◆ Requirement ◆
Every record should be written out exactly, with the pictures left out.

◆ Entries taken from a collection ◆
::::::

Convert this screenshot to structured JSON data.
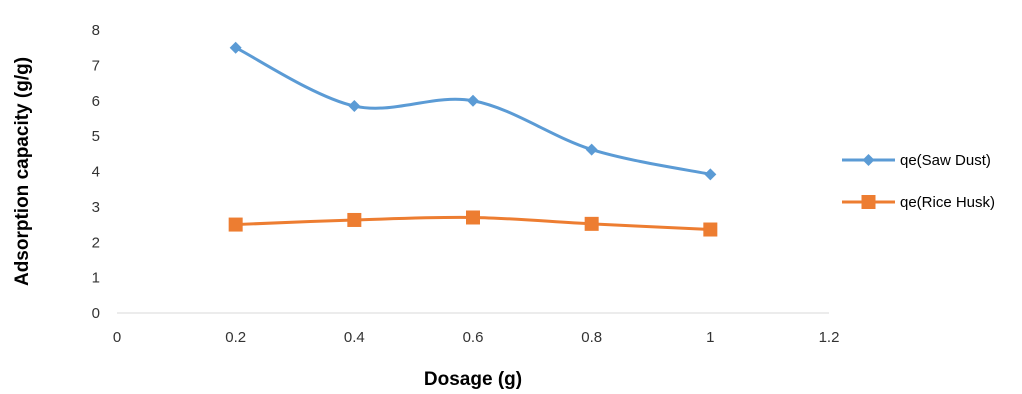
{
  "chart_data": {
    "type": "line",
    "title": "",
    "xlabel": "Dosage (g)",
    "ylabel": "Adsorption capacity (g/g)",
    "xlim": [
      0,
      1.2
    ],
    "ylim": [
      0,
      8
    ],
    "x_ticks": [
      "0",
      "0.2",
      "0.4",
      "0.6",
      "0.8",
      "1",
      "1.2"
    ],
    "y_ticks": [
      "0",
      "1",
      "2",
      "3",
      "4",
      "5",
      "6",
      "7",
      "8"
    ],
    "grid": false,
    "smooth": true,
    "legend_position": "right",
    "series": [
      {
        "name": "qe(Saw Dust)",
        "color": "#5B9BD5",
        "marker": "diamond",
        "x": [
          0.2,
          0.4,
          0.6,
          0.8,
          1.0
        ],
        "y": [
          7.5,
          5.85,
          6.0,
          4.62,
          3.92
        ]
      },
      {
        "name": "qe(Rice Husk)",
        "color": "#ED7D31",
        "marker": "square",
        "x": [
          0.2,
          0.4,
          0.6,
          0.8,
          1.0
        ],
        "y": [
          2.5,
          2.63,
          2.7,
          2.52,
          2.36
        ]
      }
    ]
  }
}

::::::

◆ Exercise solution ◆
Convert this screenshot to structured JSON data.
{
  "chart_data": {
    "type": "line",
    "title": "",
    "xlabel": "Dosage (g)",
    "ylabel": "Adsorption capacity (g/g)",
    "xlim": [
      0,
      1.2
    ],
    "ylim": [
      0,
      8
    ],
    "x_ticks": [
      "0",
      "0.2",
      "0.4",
      "0.6",
      "0.8",
      "1",
      "1.2"
    ],
    "y_ticks": [
      "0",
      "1",
      "2",
      "3",
      "4",
      "5",
      "6",
      "7",
      "8"
    ],
    "grid": false,
    "smooth": true,
    "legend_position": "right",
    "series": [
      {
        "name": "qe(Saw Dust)",
        "color": "#5B9BD5",
        "marker": "diamond",
        "x": [
          0.2,
          0.4,
          0.6,
          0.8,
          1.0
        ],
        "y": [
          7.5,
          5.85,
          6.0,
          4.62,
          3.92
        ]
      },
      {
        "name": "qe(Rice Husk)",
        "color": "#ED7D31",
        "marker": "square",
        "x": [
          0.2,
          0.4,
          0.6,
          0.8,
          1.0
        ],
        "y": [
          2.5,
          2.63,
          2.7,
          2.52,
          2.36
        ]
      }
    ]
  }
}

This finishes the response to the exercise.